Supplied records |

══════════════════════════════

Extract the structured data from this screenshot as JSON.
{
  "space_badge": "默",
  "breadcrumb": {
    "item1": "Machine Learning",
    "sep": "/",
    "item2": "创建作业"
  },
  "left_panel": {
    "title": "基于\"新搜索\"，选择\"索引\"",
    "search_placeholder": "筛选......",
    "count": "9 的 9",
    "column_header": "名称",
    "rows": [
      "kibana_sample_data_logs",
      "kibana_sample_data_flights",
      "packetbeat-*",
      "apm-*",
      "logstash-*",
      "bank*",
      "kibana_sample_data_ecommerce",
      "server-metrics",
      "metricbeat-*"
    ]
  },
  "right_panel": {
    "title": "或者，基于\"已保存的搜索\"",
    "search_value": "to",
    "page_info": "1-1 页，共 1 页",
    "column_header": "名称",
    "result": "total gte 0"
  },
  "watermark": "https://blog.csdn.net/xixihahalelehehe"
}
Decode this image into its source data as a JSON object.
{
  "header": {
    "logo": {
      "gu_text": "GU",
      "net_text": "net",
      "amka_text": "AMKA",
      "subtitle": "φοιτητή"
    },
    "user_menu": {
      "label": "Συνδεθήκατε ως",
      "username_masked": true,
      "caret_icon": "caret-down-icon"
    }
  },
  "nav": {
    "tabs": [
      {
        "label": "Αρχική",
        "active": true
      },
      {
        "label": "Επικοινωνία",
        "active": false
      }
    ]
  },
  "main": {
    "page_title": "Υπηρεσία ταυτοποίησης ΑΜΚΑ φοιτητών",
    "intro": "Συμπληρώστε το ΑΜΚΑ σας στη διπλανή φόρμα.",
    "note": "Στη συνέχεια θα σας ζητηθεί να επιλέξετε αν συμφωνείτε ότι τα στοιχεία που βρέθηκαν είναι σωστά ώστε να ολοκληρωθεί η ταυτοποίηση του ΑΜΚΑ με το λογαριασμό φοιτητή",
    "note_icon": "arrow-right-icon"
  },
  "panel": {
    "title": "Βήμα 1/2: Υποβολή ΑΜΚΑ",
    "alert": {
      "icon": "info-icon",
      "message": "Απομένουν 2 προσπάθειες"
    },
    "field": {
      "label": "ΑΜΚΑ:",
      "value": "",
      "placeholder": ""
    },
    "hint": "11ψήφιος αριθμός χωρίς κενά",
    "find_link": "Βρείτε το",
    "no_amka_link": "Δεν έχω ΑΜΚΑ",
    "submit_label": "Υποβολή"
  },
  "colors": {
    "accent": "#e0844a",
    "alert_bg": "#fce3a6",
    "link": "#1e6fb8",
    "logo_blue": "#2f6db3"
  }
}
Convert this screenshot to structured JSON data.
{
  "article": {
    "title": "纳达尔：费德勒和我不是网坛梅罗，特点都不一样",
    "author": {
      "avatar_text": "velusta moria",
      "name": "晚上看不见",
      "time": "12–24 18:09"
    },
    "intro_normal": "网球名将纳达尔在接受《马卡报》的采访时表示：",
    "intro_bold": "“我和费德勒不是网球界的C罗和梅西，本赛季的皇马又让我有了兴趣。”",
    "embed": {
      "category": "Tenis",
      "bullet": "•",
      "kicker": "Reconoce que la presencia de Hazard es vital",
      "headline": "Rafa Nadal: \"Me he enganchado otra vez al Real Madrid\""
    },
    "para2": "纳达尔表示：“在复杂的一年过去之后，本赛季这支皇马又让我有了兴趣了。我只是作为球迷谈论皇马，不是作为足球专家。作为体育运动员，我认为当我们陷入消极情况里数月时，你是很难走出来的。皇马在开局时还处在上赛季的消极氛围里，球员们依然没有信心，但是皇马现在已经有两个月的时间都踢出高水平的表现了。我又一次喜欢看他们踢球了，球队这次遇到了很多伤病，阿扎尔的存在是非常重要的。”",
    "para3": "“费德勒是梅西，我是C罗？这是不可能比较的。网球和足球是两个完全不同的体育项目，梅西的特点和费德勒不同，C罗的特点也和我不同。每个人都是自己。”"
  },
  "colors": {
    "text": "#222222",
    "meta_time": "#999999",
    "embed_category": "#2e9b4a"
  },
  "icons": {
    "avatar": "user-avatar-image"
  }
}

══════════════════════════════

What is needed |
Write out the lines above, starting at the line that contains "Convert this screenshot" and ending with the final line, and nothing else; copy them exactly.

Result below |
Convert this screenshot to structured JSON data.
{
  "article": {
    "title": "纳达尔：费德勒和我不是网坛梅罗，特点都不一样",
    "author": {
      "avatar_text": "velusta moria",
      "name": "晚上看不见",
      "time": "12–24 18:09"
    },
    "intro_normal": "网球名将纳达尔在接受《马卡报》的采访时表示：",
    "intro_bold": "“我和费德勒不是网球界的C罗和梅西，本赛季的皇马又让我有了兴趣。”",
    "embed": {
      "category": "Tenis",
      "bullet": "•",
      "kicker": "Reconoce que la presencia de Hazard es vital",
      "headline": "Rafa Nadal: \"Me he enganchado otra vez al Real Madrid\""
    },
    "para2": "纳达尔表示：“在复杂的一年过去之后，本赛季这支皇马又让我有了兴趣了。我只是作为球迷谈论皇马，不是作为足球专家。作为体育运动员，我认为当我们陷入消极情况里数月时，你是很难走出来的。皇马在开局时还处在上赛季的消极氛围里，球员们依然没有信心，但是皇马现在已经有两个月的时间都踢出高水平的表现了。我又一次喜欢看他们踢球了，球队这次遇到了很多伤病，阿扎尔的存在是非常重要的。”",
    "para3": "“费德勒是梅西，我是C罗？这是不可能比较的。网球和足球是两个完全不同的体育项目，梅西的特点和费德勒不同，C罗的特点也和我不同。每个人都是自己。”"
  },
  "colors": {
    "text": "#222222",
    "meta_time": "#999999",
    "embed_category": "#2e9b4a"
  },
  "icons": {
    "avatar": "user-avatar-image"
  }
}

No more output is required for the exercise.